**** MATERIAL FOR THIS EXERCISE ****

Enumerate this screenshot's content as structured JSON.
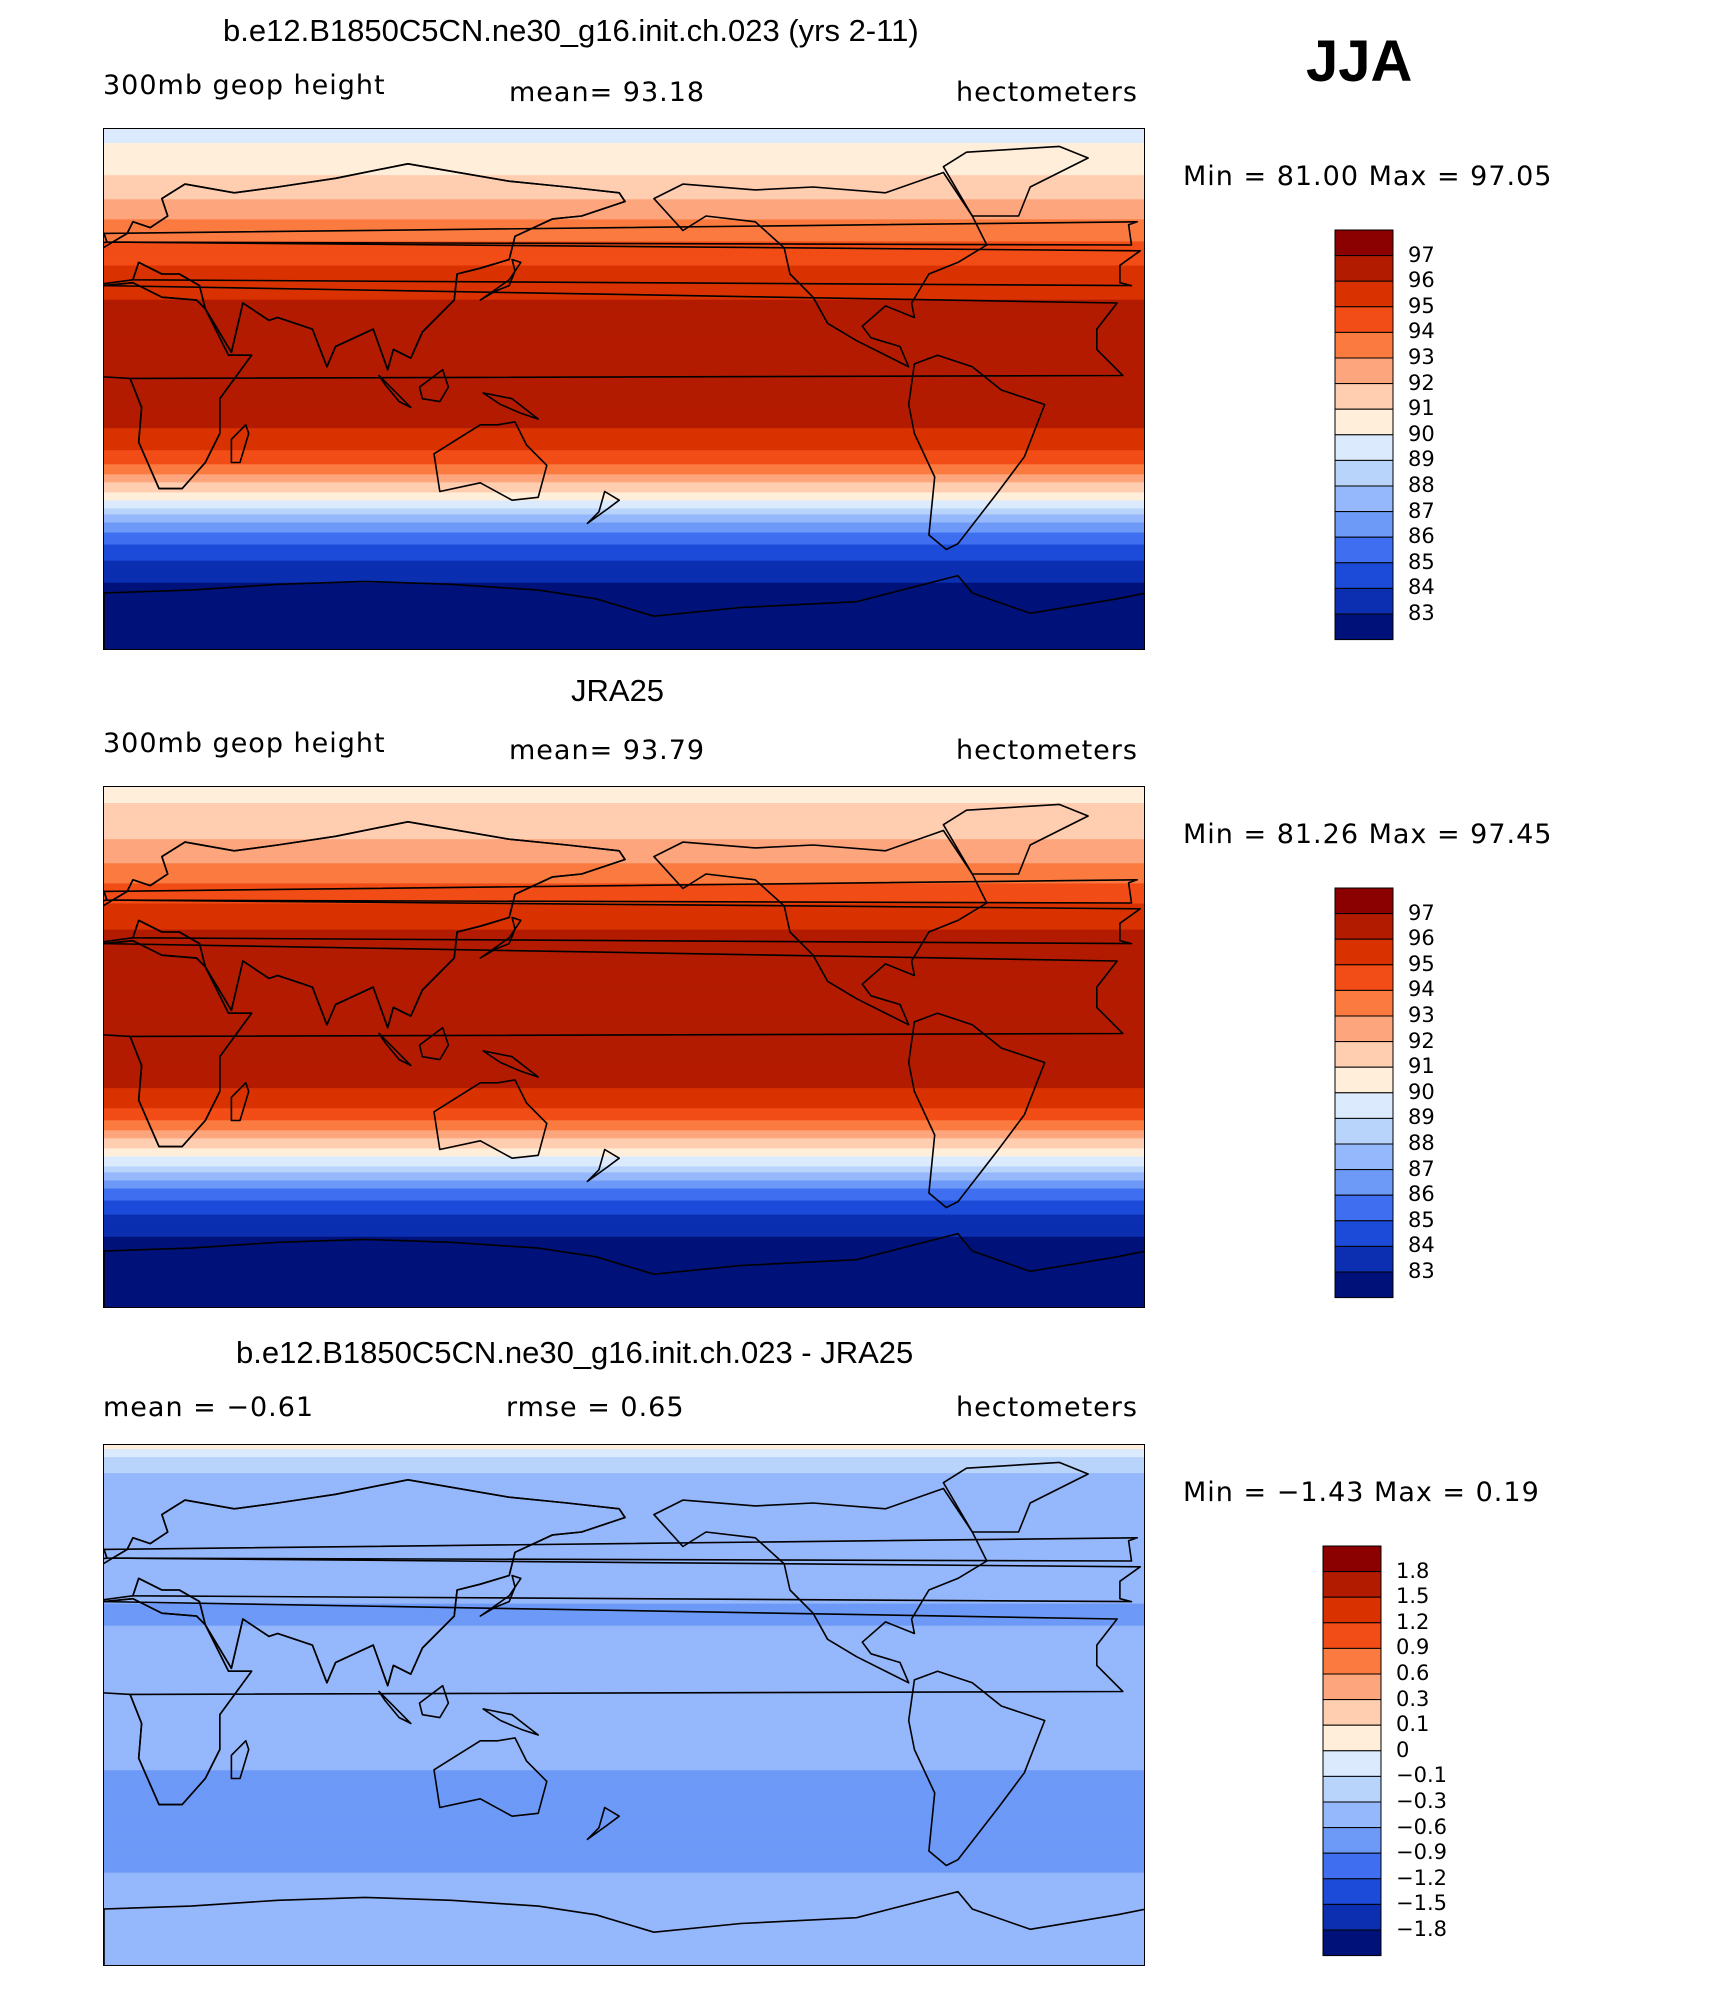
{
  "season": "JJA",
  "panels": [
    {
      "title": "b.e12.B1850C5CN.ne30_g16.init.ch.023 (yrs 2-11)",
      "left_label": "300mb  geop  height",
      "mid_label": "mean=   93.18",
      "right_label": "hectometers",
      "minmax": "Min  =   81.00  Max  =   97.05"
    },
    {
      "title": "JRA25",
      "left_label": "300mb  geop  height",
      "mid_label": "mean=   93.79",
      "right_label": "hectometers",
      "minmax": "Min  =   81.26  Max  =   97.45"
    },
    {
      "title": "b.e12.B1850C5CN.ne30_g16.init.ch.023 - JRA25",
      "left_label": "mean  =    −0.61",
      "mid_label": "rmse  =     0.65",
      "right_label": "hectometers",
      "minmax": "Min  =   −1.43  Max  =     0.19"
    }
  ],
  "chart_data": [
    {
      "type": "heatmap",
      "title": "b.e12.B1850C5CN.ne30_g16.init.ch.023 (yrs 2-11)",
      "variable": "300mb geop height",
      "units": "hectometers",
      "mean": 93.18,
      "min": 81.0,
      "max": 97.05,
      "colorbar_levels": [
        "97",
        "96",
        "95",
        "94",
        "93",
        "92",
        "91",
        "90",
        "89",
        "88",
        "87",
        "86",
        "85",
        "84",
        "83"
      ],
      "colorbar_colors": [
        "#8b0000",
        "#b31b00",
        "#d93200",
        "#f24c17",
        "#fa7a40",
        "#fda57c",
        "#ffcdb0",
        "#ffeeda",
        "#dbeafd",
        "#b9d4fb",
        "#95b7fb",
        "#6d99f7",
        "#3f6ff0",
        "#1c4ad9",
        "#0b2fb0",
        "#00127a"
      ],
      "zonal_profile": [
        [
          90,
          89.6
        ],
        [
          80,
          90.4
        ],
        [
          70,
          91.4
        ],
        [
          60,
          92.8
        ],
        [
          50,
          94.2
        ],
        [
          40,
          95.3
        ],
        [
          30,
          96.1
        ],
        [
          20,
          96.3
        ],
        [
          10,
          96.4
        ],
        [
          0,
          96.4
        ],
        [
          -10,
          96.3
        ],
        [
          -15,
          95.8
        ],
        [
          -20,
          95.2
        ],
        [
          -25,
          94.2
        ],
        [
          -30,
          92.6
        ],
        [
          -35,
          91.0
        ],
        [
          -40,
          89.3
        ],
        [
          -45,
          87.3
        ],
        [
          -50,
          85.7
        ],
        [
          -55,
          84.6
        ],
        [
          -60,
          83.8
        ],
        [
          -65,
          83.2
        ],
        [
          -70,
          82.6
        ],
        [
          -80,
          82.0
        ],
        [
          -90,
          81.3
        ]
      ]
    },
    {
      "type": "heatmap",
      "title": "JRA25",
      "variable": "300mb geop height",
      "units": "hectometers",
      "mean": 93.79,
      "min": 81.26,
      "max": 97.45,
      "colorbar_levels": [
        "97",
        "96",
        "95",
        "94",
        "93",
        "92",
        "91",
        "90",
        "89",
        "88",
        "87",
        "86",
        "85",
        "84",
        "83"
      ],
      "colorbar_colors": [
        "#8b0000",
        "#b31b00",
        "#d93200",
        "#f24c17",
        "#fa7a40",
        "#fda57c",
        "#ffcdb0",
        "#ffeeda",
        "#dbeafd",
        "#b9d4fb",
        "#95b7fb",
        "#6d99f7",
        "#3f6ff0",
        "#1c4ad9",
        "#0b2fb0",
        "#00127a"
      ],
      "zonal_profile": [
        [
          90,
          90.6
        ],
        [
          80,
          91.3
        ],
        [
          70,
          92.2
        ],
        [
          60,
          93.5
        ],
        [
          50,
          95.0
        ],
        [
          40,
          96.1
        ],
        [
          30,
          96.8
        ],
        [
          20,
          96.4
        ],
        [
          10,
          96.4
        ],
        [
          0,
          96.4
        ],
        [
          -10,
          96.3
        ],
        [
          -15,
          95.9
        ],
        [
          -20,
          95.1
        ],
        [
          -25,
          94.0
        ],
        [
          -30,
          92.4
        ],
        [
          -35,
          90.8
        ],
        [
          -40,
          89.2
        ],
        [
          -45,
          87.2
        ],
        [
          -50,
          85.6
        ],
        [
          -55,
          84.5
        ],
        [
          -60,
          83.6
        ],
        [
          -65,
          83.0
        ],
        [
          -70,
          82.4
        ],
        [
          -80,
          81.9
        ],
        [
          -90,
          81.4
        ]
      ]
    },
    {
      "type": "heatmap",
      "title": "b.e12.B1850C5CN.ne30_g16.init.ch.023 - JRA25",
      "units": "hectometers",
      "mean": -0.61,
      "rmse": 0.65,
      "min": -1.43,
      "max": 0.19,
      "colorbar_levels": [
        "1.8",
        "1.5",
        "1.2",
        "0.9",
        "0.6",
        "0.3",
        "0.1",
        "0",
        "−0.1",
        "−0.3",
        "−0.6",
        "−0.9",
        "−1.2",
        "−1.5",
        "−1.8"
      ],
      "colorbar_colors": [
        "#8b0000",
        "#b31b00",
        "#d93200",
        "#f24c17",
        "#fa7a40",
        "#fda57c",
        "#ffcdb0",
        "#ffeeda",
        "#dbeafd",
        "#b9d4fb",
        "#95b7fb",
        "#6d99f7",
        "#3f6ff0",
        "#1c4ad9",
        "#0b2fb0",
        "#00127a"
      ],
      "zonal_profile": [
        [
          90,
          0.05
        ],
        [
          80,
          -0.3
        ],
        [
          70,
          -0.4
        ],
        [
          60,
          -0.5
        ],
        [
          50,
          -0.6
        ],
        [
          40,
          -0.55
        ],
        [
          30,
          -0.65
        ],
        [
          20,
          -0.45
        ],
        [
          10,
          -0.5
        ],
        [
          0,
          -0.45
        ],
        [
          -10,
          -0.45
        ],
        [
          -20,
          -0.55
        ],
        [
          -30,
          -0.75
        ],
        [
          -40,
          -0.6
        ],
        [
          -50,
          -0.75
        ],
        [
          -60,
          -0.55
        ],
        [
          -70,
          -0.4
        ],
        [
          -80,
          -0.35
        ],
        [
          -90,
          -0.3
        ]
      ]
    }
  ]
}
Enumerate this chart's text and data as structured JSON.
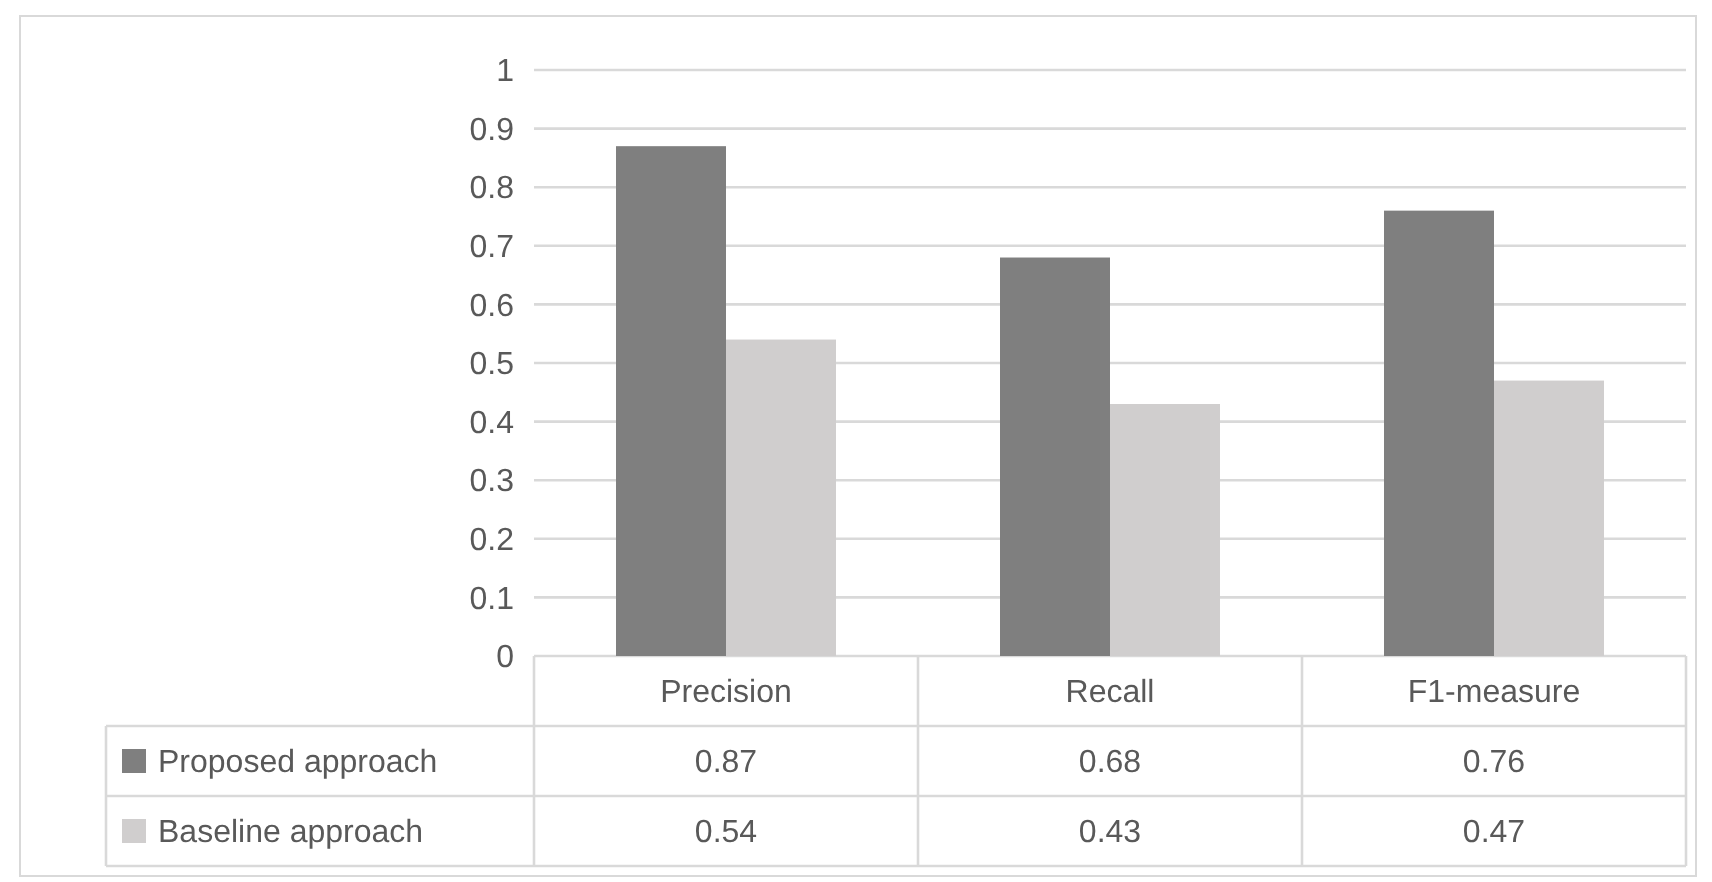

****

### PROBLEM
Pictures don't belong in the copy. Restate all the entries exactly.

### WRITTEN ANSWER
Enumerate this screenshot's content as structured JSON.
{
  "season": "JJA",
  "panels": [
    {
      "title": "b.e12.B1850C5CN.ne30_g16.init.ch.023 (yrs 2-11)",
      "left_label": "300mb  geop  height",
      "mid_label": "mean=   93.18",
      "right_label": "hectometers",
      "minmax": "Min  =   81.00  Max  =   97.05"
    },
    {
      "title": "JRA25",
      "left_label": "300mb  geop  height",
      "mid_label": "mean=   93.79",
      "right_label": "hectometers",
      "minmax": "Min  =   81.26  Max  =   97.45"
    },
    {
      "title": "b.e12.B1850C5CN.ne30_g16.init.ch.023 - JRA25",
      "left_label": "mean  =    −0.61",
      "mid_label": "rmse  =     0.65",
      "right_label": "hectometers",
      "minmax": "Min  =   −1.43  Max  =     0.19"
    }
  ],
  "chart_data": [
    {
      "type": "heatmap",
      "title": "b.e12.B1850C5CN.ne30_g16.init.ch.023 (yrs 2-11)",
      "variable": "300mb geop height",
      "units": "hectometers",
      "mean": 93.18,
      "min": 81.0,
      "max": 97.05,
      "colorbar_levels": [
        "97",
        "96",
        "95",
        "94",
        "93",
        "92",
        "91",
        "90",
        "89",
        "88",
        "87",
        "86",
        "85",
        "84",
        "83"
      ],
      "colorbar_colors": [
        "#8b0000",
        "#b31b00",
        "#d93200",
        "#f24c17",
        "#fa7a40",
        "#fda57c",
        "#ffcdb0",
        "#ffeeda",
        "#dbeafd",
        "#b9d4fb",
        "#95b7fb",
        "#6d99f7",
        "#3f6ff0",
        "#1c4ad9",
        "#0b2fb0",
        "#00127a"
      ],
      "zonal_profile": [
        [
          90,
          89.6
        ],
        [
          80,
          90.4
        ],
        [
          70,
          91.4
        ],
        [
          60,
          92.8
        ],
        [
          50,
          94.2
        ],
        [
          40,
          95.3
        ],
        [
          30,
          96.1
        ],
        [
          20,
          96.3
        ],
        [
          10,
          96.4
        ],
        [
          0,
          96.4
        ],
        [
          -10,
          96.3
        ],
        [
          -15,
          95.8
        ],
        [
          -20,
          95.2
        ],
        [
          -25,
          94.2
        ],
        [
          -30,
          92.6
        ],
        [
          -35,
          91.0
        ],
        [
          -40,
          89.3
        ],
        [
          -45,
          87.3
        ],
        [
          -50,
          85.7
        ],
        [
          -55,
          84.6
        ],
        [
          -60,
          83.8
        ],
        [
          -65,
          83.2
        ],
        [
          -70,
          82.6
        ],
        [
          -80,
          82.0
        ],
        [
          -90,
          81.3
        ]
      ]
    },
    {
      "type": "heatmap",
      "title": "JRA25",
      "variable": "300mb geop height",
      "units": "hectometers",
      "mean": 93.79,
      "min": 81.26,
      "max": 97.45,
      "colorbar_levels": [
        "97",
        "96",
        "95",
        "94",
        "93",
        "92",
        "91",
        "90",
        "89",
        "88",
        "87",
        "86",
        "85",
        "84",
        "83"
      ],
      "colorbar_colors": [
        "#8b0000",
        "#b31b00",
        "#d93200",
        "#f24c17",
        "#fa7a40",
        "#fda57c",
        "#ffcdb0",
        "#ffeeda",
        "#dbeafd",
        "#b9d4fb",
        "#95b7fb",
        "#6d99f7",
        "#3f6ff0",
        "#1c4ad9",
        "#0b2fb0",
        "#00127a"
      ],
      "zonal_profile": [
        [
          90,
          90.6
        ],
        [
          80,
          91.3
        ],
        [
          70,
          92.2
        ],
        [
          60,
          93.5
        ],
        [
          50,
          95.0
        ],
        [
          40,
          96.1
        ],
        [
          30,
          96.8
        ],
        [
          20,
          96.4
        ],
        [
          10,
          96.4
        ],
        [
          0,
          96.4
        ],
        [
          -10,
          96.3
        ],
        [
          -15,
          95.9
        ],
        [
          -20,
          95.1
        ],
        [
          -25,
          94.0
        ],
        [
          -30,
          92.4
        ],
        [
          -35,
          90.8
        ],
        [
          -40,
          89.2
        ],
        [
          -45,
          87.2
        ],
        [
          -50,
          85.6
        ],
        [
          -55,
          84.5
        ],
        [
          -60,
          83.6
        ],
        [
          -65,
          83.0
        ],
        [
          -70,
          82.4
        ],
        [
          -80,
          81.9
        ],
        [
          -90,
          81.4
        ]
      ]
    },
    {
      "type": "heatmap",
      "title": "b.e12.B1850C5CN.ne30_g16.init.ch.023 - JRA25",
      "units": "hectometers",
      "mean": -0.61,
      "rmse": 0.65,
      "min": -1.43,
      "max": 0.19,
      "colorbar_levels": [
        "1.8",
        "1.5",
        "1.2",
        "0.9",
        "0.6",
        "0.3",
        "0.1",
        "0",
        "−0.1",
        "−0.3",
        "−0.6",
        "−0.9",
        "−1.2",
        "−1.5",
        "−1.8"
      ],
      "colorbar_colors": [
        "#8b0000",
        "#b31b00",
        "#d93200",
        "#f24c17",
        "#fa7a40",
        "#fda57c",
        "#ffcdb0",
        "#ffeeda",
        "#dbeafd",
        "#b9d4fb",
        "#95b7fb",
        "#6d99f7",
        "#3f6ff0",
        "#1c4ad9",
        "#0b2fb0",
        "#00127a"
      ],
      "zonal_profile": [
        [
          90,
          0.05
        ],
        [
          80,
          -0.3
        ],
        [
          70,
          -0.4
        ],
        [
          60,
          -0.5
        ],
        [
          50,
          -0.6
        ],
        [
          40,
          -0.55
        ],
        [
          30,
          -0.65
        ],
        [
          20,
          -0.45
        ],
        [
          10,
          -0.5
        ],
        [
          0,
          -0.45
        ],
        [
          -10,
          -0.45
        ],
        [
          -20,
          -0.55
        ],
        [
          -30,
          -0.75
        ],
        [
          -40,
          -0.6
        ],
        [
          -50,
          -0.75
        ],
        [
          -60,
          -0.55
        ],
        [
          -70,
          -0.4
        ],
        [
          -80,
          -0.35
        ],
        [
          -90,
          -0.3
        ]
      ]
    }
  ]
}
Enumerate this chart's text and data as structured JSON.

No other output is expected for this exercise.